--- start Task data ---
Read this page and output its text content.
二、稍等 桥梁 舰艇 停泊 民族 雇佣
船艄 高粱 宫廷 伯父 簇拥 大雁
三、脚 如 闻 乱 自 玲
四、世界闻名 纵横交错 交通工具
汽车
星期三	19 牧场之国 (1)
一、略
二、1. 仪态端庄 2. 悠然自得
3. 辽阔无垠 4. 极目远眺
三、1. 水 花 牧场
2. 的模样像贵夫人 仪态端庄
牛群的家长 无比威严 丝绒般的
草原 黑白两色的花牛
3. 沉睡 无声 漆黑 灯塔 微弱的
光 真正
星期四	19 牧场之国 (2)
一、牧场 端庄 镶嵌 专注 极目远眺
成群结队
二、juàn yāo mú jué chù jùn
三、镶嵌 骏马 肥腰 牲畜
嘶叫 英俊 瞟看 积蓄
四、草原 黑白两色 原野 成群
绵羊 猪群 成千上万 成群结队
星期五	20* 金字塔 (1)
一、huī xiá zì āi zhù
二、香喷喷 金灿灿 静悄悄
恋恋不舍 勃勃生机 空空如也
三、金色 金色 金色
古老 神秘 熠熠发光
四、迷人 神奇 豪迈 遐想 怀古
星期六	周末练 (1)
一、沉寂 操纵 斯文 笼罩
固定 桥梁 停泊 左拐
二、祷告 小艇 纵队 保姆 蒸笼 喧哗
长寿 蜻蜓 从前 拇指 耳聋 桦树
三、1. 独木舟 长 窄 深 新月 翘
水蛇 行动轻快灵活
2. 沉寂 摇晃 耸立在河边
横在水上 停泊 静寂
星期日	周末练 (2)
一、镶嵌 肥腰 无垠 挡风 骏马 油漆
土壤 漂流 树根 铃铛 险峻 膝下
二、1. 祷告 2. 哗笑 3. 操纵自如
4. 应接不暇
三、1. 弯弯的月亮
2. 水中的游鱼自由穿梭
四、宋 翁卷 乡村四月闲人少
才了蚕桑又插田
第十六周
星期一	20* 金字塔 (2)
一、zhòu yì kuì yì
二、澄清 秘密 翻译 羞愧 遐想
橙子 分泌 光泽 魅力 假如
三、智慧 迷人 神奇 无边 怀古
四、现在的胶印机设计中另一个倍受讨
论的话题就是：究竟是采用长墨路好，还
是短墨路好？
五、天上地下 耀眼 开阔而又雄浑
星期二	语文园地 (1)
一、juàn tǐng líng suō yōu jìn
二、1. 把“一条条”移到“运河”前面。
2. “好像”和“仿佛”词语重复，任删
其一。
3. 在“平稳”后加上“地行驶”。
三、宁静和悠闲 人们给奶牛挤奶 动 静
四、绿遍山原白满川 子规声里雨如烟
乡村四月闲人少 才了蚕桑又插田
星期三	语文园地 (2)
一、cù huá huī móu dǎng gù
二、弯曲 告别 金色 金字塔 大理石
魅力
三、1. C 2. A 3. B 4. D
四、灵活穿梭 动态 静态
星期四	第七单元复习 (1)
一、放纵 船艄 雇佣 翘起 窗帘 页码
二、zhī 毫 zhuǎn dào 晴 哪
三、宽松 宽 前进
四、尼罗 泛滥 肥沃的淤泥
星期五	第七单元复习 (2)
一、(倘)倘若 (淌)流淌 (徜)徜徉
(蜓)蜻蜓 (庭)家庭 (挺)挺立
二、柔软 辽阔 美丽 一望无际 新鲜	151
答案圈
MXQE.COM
--- end Task data ---
- Exercise aim
All of the entries above must be quoted exactly.

- Exercise solution
Read this page and output its text content.
二、稍等 桥梁 舰艇 停泊 民族 雇佣
船艄 高粱 宫廷 伯父 簇拥 大雁
三、脚 如 闻 乱 自 玲
四、世界闻名 纵横交错 交通工具
汽车
星期三	19 牧场之国 (1)
一、略
二、1. 仪态端庄 2. 悠然自得
3. 辽阔无垠 4. 极目远眺
三、1. 水 花 牧场
2. 的模样像贵夫人 仪态端庄
牛群的家长 无比威严 丝绒般的
草原 黑白两色的花牛
3. 沉睡 无声 漆黑 灯塔 微弱的
光 真正
星期四	19 牧场之国 (2)
一、牧场 端庄 镶嵌 专注 极目远眺
成群结队
二、juàn yāo mú jué chù jùn
三、镶嵌 骏马 肥腰 牲畜
嘶叫 英俊 瞟看 积蓄
四、草原 黑白两色 原野 成群
绵羊 猪群 成千上万 成群结队
星期五	20* 金字塔 (1)
一、huī xiá zì āi zhù
二、香喷喷 金灿灿 静悄悄
恋恋不舍 勃勃生机 空空如也
三、金色 金色 金色
古老 神秘 熠熠发光
四、迷人 神奇 豪迈 遐想 怀古
星期六	周末练 (1)
一、沉寂 操纵 斯文 笼罩
固定 桥梁 停泊 左拐
二、祷告 小艇 纵队 保姆 蒸笼 喧哗
长寿 蜻蜓 从前 拇指 耳聋 桦树
三、1. 独木舟 长 窄 深 新月 翘
水蛇 行动轻快灵活
2. 沉寂 摇晃 耸立在河边
横在水上 停泊 静寂
星期日	周末练 (2)
一、镶嵌 肥腰 无垠 挡风 骏马 油漆
土壤 漂流 树根 铃铛 险峻 膝下
二、1. 祷告 2. 哗笑 3. 操纵自如
4. 应接不暇
三、1. 弯弯的月亮
2. 水中的游鱼自由穿梭
四、宋 翁卷 乡村四月闲人少
才了蚕桑又插田
第十六周
星期一	20* 金字塔 (2)
一、zhòu yì kuì yì
二、澄清 秘密 翻译 羞愧 遐想
橙子 分泌 光泽 魅力 假如
三、智慧 迷人 神奇 无边 怀古
四、现在的胶印机设计中另一个倍受讨
论的话题就是：究竟是采用长墨路好，还
是短墨路好？
五、天上地下 耀眼 开阔而又雄浑
星期二	语文园地 (1)
一、juàn tǐng líng suō yōu jìn
二、1. 把“一条条”移到“运河”前面。
2. “好像”和“仿佛”词语重复，任删
其一。
3. 在“平稳”后加上“地行驶”。
三、宁静和悠闲 人们给奶牛挤奶 动 静
四、绿遍山原白满川 子规声里雨如烟
乡村四月闲人少 才了蚕桑又插田
星期三	语文园地 (2)
一、cù huá huī móu dǎng gù
二、弯曲 告别 金色 金字塔 大理石
魅力
三、1. C 2. A 3. B 4. D
四、灵活穿梭 动态 静态
星期四	第七单元复习 (1)
一、放纵 船艄 雇佣 翘起 窗帘 页码
二、zhī 毫 zhuǎn dào 晴 哪
三、宽松 宽 前进
四、尼罗 泛滥 肥沃的淤泥
星期五	第七单元复习 (2)
一、(倘)倘若 (淌)流淌 (徜)徜徉
(蜓)蜻蜓 (庭)家庭 (挺)挺立
二、柔软 辽阔 美丽 一望无际 新鲜	151
答案圈
MXQE.COM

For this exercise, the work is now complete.